Instructions to follow: Take from the material every line containing the string "plukovník" and copy it.

BEGIN

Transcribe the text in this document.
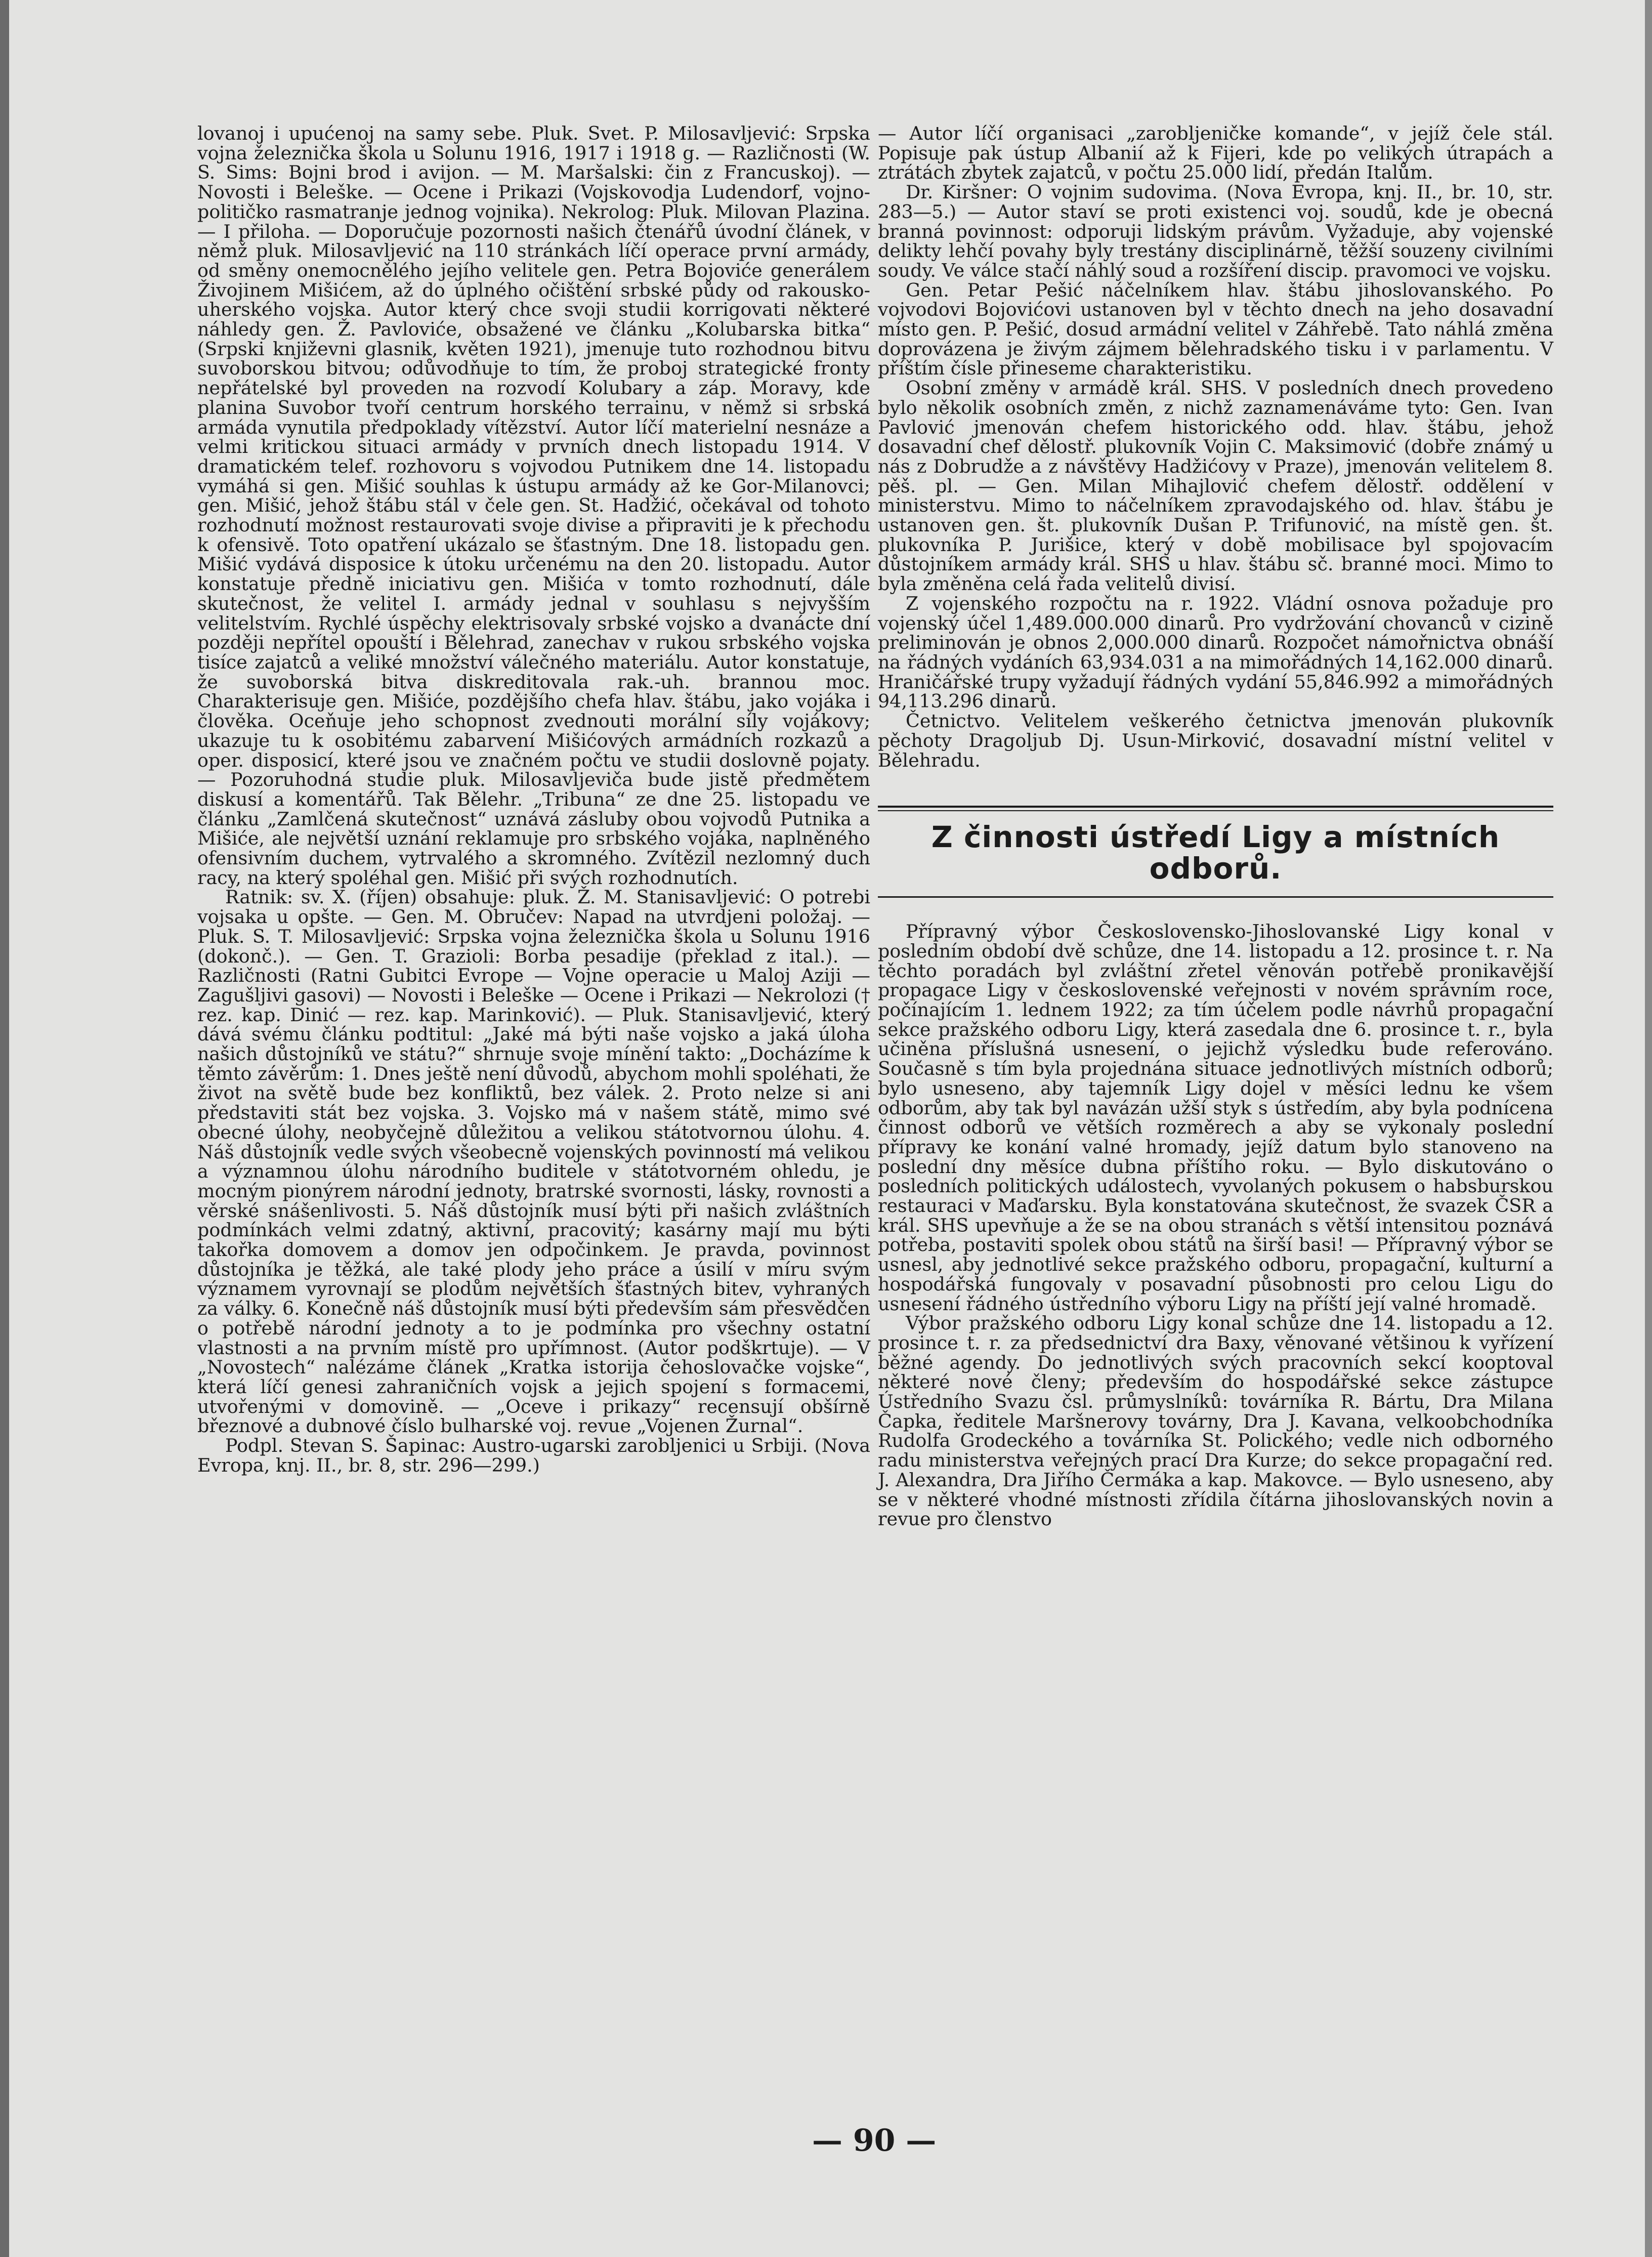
lovanoj i upućenoj na samy sebe. Pluk. Svet. P. Milosavljević: Srpska vojna železnička škola u Solunu 1916, 1917 i 1918 g. — Različnosti (W. S. Sims: Bojni brod i avijon. — M. Maršalski: čin z Francuskoj). — Novosti i Beleške. — Ocene i Prikazi (Vojskovodja Ludendorf, vojno-političko rasmatranje jednog vojnika). Nekrolog: Pluk. Milovan Plazina. — I přiloha. — Doporučuje pozornosti našich čtenářů úvodní článek, v němž pluk. Milosavljević na 110 stránkách líčí operace první armády, od směny onemocnělého jejího velitele gen. Petra Bojoviće generálem Živojinem Mišićem, až do úplného očištění srbské půdy od rakousko-uherského vojska. Autor který chce svoji studii korrigovati některé náhledy gen. Ž. Pavloviće, obsažené ve článku „Kolubarska bitka“ (Srpski književni glasnik, květen 1921), jmenuje tuto rozhodnou bitvu suvoborskou bitvou; odůvodňuje to tím, že proboj strategické fronty nepřátelské byl proveden na rozvodí Kolubary a záp. Moravy, kde planina Suvobor tvoří centrum horského terrainu, v němž si srbská armáda vynutila předpoklady vítězství. Autor líčí materielní nesnáze a velmi kritickou situaci armády v prvních dnech listopadu 1914. V dramatickém telef. rozhovoru s vojvodou Putnikem dne 14. listopadu vymáhá si gen. Mišić souhlas k ústupu armády až ke Gor-Milanovci; gen. Mišić, jehož štábu stál v čele gen. St. Hadžić, očekával od tohoto rozhodnutí možnost restaurovati svoje divise a připraviti je k přechodu k ofensivě. Toto opatření ukázalo se šťastným. Dne 18. listopadu gen. Mišić vydává disposice k útoku určenému na den 20. listopadu. Autor konstatuje předně iniciativu gen. Mišića v tomto rozhodnutí, dále skutečnost, že velitel I. armády jednal v souhlasu s nejvyšším velitelstvím. Rychlé úspěchy elektrisovaly srbské vojsko a dvanácte dní později nepřítel opouští i Bělehrad, zanechav v rukou srbského vojska tisíce zajatců a veliké množství válečného materiálu. Autor konstatuje, že suvoborská bitva diskreditovala rak.-uh. brannou moc. Charakterisuje gen. Mišiće, pozdějšího chefa hlav. štábu, jako vojáka i člověka. Oceňuje jeho schopnost zvednouti morální síly vojákovy; ukazuje tu k osobitému zabarvení Mišićových armádních rozkazů a oper. disposicí, které jsou ve značném počtu ve studii doslovně pojaty. — Pozoruhodná studie pluk. Milosavljeviča bude jistě předmětem diskusí a komentářů. Tak Bělehr. „Tribuna“ ze dne 25. listopadu ve článku „Zamlčená skutečnost“ uznává zásluby obou vojvodů Putnika a Mišiće, ale největší uznání reklamuje pro srbského vojáka, naplněného ofensivním duchem, vytrvalého a skromného. Zvítězil nezlomný duch racy, na který spoléhal gen. Mišić při svých rozhodnutích.

Ratnik: sv. X. (říjen) obsahuje: pluk. Ž. M. Stanisavljević: O potrebi vojsaka u opšte. — Gen. M. Obručev: Napad na utvrdjeni položaj. — Pluk. S. T. Milosavljević: Srpska vojna železnička škola u Solunu 1916 (dokonč.). — Gen. T. Grazioli: Borba pesadije (překlad z ital.). — Različnosti (Ratni Gubitci Evrope — Vojne operacie u Maloj Aziji — Zagušljivi gasovi) — Novosti i Beleške — Ocene i Prikazi — Nekrolozi († rez. kap. Dinić — rez. kap. Marinković). — Pluk. Stanisavljević, který dává svému článku podtitul: „Jaké má býti naše vojsko a jaká úloha našich důstojníků ve státu?“ shrnuje svoje mínění takto: „Docházíme k těmto závěrům: 1. Dnes ještě není důvodů, abychom mohli spoléhati, že život na světě bude bez konfliktů, bez válek. 2. Proto nelze si ani představiti stát bez vojska. 3. Vojsko má v našem státě, mimo své obecné úlohy, neobyčejně důležitou a velikou státotvornou úlohu. 4. Náš důstojník vedle svých všeobecně vojenských povinností má velikou a významnou úlohu národního buditele v státotvorném ohledu, je mocným pionýrem národní jednoty, bratrské svornosti, lásky, rovnosti a věrské snášenlivosti. 5. Náš důstojník musí býti při našich zvláštních podmínkách velmi zdatný, aktivní, pracovitý; kasárny mají mu býti takořka domovem a domov jen odpočinkem. Je pravda, povinnost důstojníka je těžká, ale také plody jeho práce a úsilí v míru svým významem vyrovnají se plodům největších šťastných bitev, vyhraných za války. 6. Konečně náš důstojník musí býti především sám přesvědčen o potřebě národní jednoty a to je podmínka pro všechny ostatní vlastnosti a na prvním místě pro upřímnost. (Autor podškrtuje). — V „Novostech“ nalézáme článek „Kratka istorija čehoslovačke vojske“, která líčí genesi zahraničních vojsk a jejich spojení s formacemi, utvořenými v domovině. — „Oceve i prikazy“ recensují obšírně březnové a dubnové číslo bulharské voj. revue „Vojenen Žurnal“.

Podpl. Stevan S. Šapinac: Austro-ugarski zarobljenici u Srbiji. (Nova Evropa, knj. II., br. 8, str. 296—299.)

— Autor líčí organisaci „zarobljeničke komande“, v jejíž čele stál. Popisuje pak ústup Albanií až k Fijeri, kde po velikých útrapách a ztrátách zbytek zajatců, v počtu 25.000 lidí, předán Italům.

Dr. Kiršner: O vojnim sudovima. (Nova Evropa, knj. II., br. 10, str. 283—5.) — Autor staví se proti existenci voj. soudů, kde je obecná branná povinnost: odporuji lidským právům. Vyžaduje, aby vojenské delikty lehčí povahy byly trestány disciplinárně, těžší souzeny civilními soudy. Ve válce stačí náhlý soud a rozšíření discip. pravomoci ve vojsku.

Gen. Petar Pešić náčelníkem hlav. štábu jihoslovanského. Po vojvodovi Bojovićovi ustanoven byl v těchto dnech na jeho dosavadní místo gen. P. Pešić, dosud armádní velitel v Záhřebě. Tato náhlá změna doprovázena je živým zájmem bělehradského tisku i v parlamentu. V příštím čísle přineseme charakteristiku.

Osobní změny v armádě král. SHS. V posledních dnech provedeno bylo několik osobních změn, z nichž zaznamenáváme tyto: Gen. Ivan Pavlović jmenován chefem historického odd. hlav. štábu, jehož dosavadní chef dělostř. plukovník Vojin C. Maksimović (dobře známý u nás z Dobrudže a z návštěvy Hadžićovy v Praze), jmenován velitelem 8. pěš. pl. — Gen. Milan Mihajlović chefem dělostř. oddělení v ministerstvu. Mimo to náčelníkem zpravodajského od. hlav. štábu je ustanoven gen. št. plukovník Dušan P. Trifunović, na místě gen. št. plukovníka P. Jurišice, který v době mobilisace byl spojovacím důstojníkem armády král. SHS u hlav. štábu sč. branné moci. Mimo to byla změněna celá řada velitelů divisí.

Z vojenského rozpočtu na r. 1922. Vládní osnova požaduje pro vojenský účel 1,489.000.000 dinarů. Pro vydržování chovanců v cizině preliminován je obnos 2,000.000 dinarů. Rozpočet námořnictva obnáší na řádných vydáních 63,934.031 a na mimořádných 14,162.000 dinarů. Hraničářské trupy vyžadují řádných vydání 55,846.992 a mimořádných 94,113.296 dinarů.

Četnictvo. Velitelem veškerého četnictva jmenován plukovník pěchoty Dragoljub Dj. Usun-Mirković, dosavadní místní velitel v Bělehradu.

Z činnosti ústředí Ligy a místních
odborů.

Přípravný výbor Československo-Jihoslovanské Ligy konal v posledním období dvě schůze, dne 14. listopadu a 12. prosince t. r. Na těchto poradách byl zvláštní zřetel věnován potřebě pronikavější propagace Ligy v československé veřejnosti v novém správním roce, počínajícím 1. lednem 1922; za tím účelem podle návrhů propagační sekce pražského odboru Ligy, která zasedala dne 6. prosince t. r., byla učiněna příslušná usnesení, o jejichž výsledku bude referováno. Současně s tím byla projednána situace jednotlivých místních odborů; bylo usneseno, aby tajemník Ligy dojel v měsíci lednu ke všem odborům, aby tak byl navázán užší styk s ústředím, aby byla podnícena činnost odborů ve větších rozměrech a aby se vykonaly poslední přípravy ke konání valné hromady, jejíž datum bylo stanoveno na poslední dny měsíce dubna příštího roku. — Bylo diskutováno o posledních politických událostech, vyvolaných pokusem o habsburskou restauraci v Maďarsku. Byla konstatována skutečnost, že svazek ČSR a král. SHS upevňuje a že se na obou stranách s větší intensitou poznává potřeba, postaviti spolek obou států na širší basi! — Přípravný výbor se usnesl, aby jednotlivé sekce pražského odboru, propagační, kulturní a hospodářská fungovaly v posavadní působnosti pro celou Ligu do usnesení řádného ústředního výboru Ligy na příští její valné hromadě.

Výbor pražského odboru Ligy konal schůze dne 14. listopadu a 12. prosince t. r. za předsednictví dra Baxy, věnované většinou k vyřízení běžné agendy. Do jednotlivých svých pracovních sekcí kooptoval některé nové členy; především do hospodářské sekce zástupce Ústředního Svazu čsl. průmyslníků: továrníka R. Bártu, Dra Milana Čapka, ředitele Maršnerovy továrny, Dra J. Kavana, velkoobchodníka Rudolfa Grodeckého a továrníka St. Polického; vedle nich odborného radu ministerstva veřejných prací Dra Kurze; do sekce propagační red. J. Alexandra, Dra Jiřího Čermáka a kap. Makovce. — Bylo usneseno, aby se v některé vhodné místnosti zřídila čítárna jihoslovanských novin a revue pro členstvo

— 90 —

END

Solved exercise:
Osobní změny v armádě král. SHS. V posledních dnech provedeno bylo několik osobních změn, z nichž zaznamenáváme tyto: Gen. Ivan Pavlović jmenován chefem historického odd. hlav. štábu, jehož dosavadní chef dělostř. plukovník Vojin C. Maksimović (dobře známý u nás z Dobrudže a z návštěvy Hadžićovy v Praze), jmenován velitelem 8. pěš. pl. — Gen. Milan Mihajlović chefem dělostř. oddělení v ministerstvu. Mimo to náčelníkem zpravodajského od. hlav. štábu je ustanoven gen. št. plukovník Dušan P. Trifunović, na místě gen. št. plukovníka P. Jurišice, který v době mobilisace byl spojovacím důstojníkem armády král. SHS u hlav. štábu sč. branné moci. Mimo to byla změněna celá řada velitelů divisí.
Četnictvo. Velitelem veškerého četnictva jmenován plukovník pěchoty Dragoljub Dj. Usun-Mirković, dosavadní místní velitel v Bělehradu.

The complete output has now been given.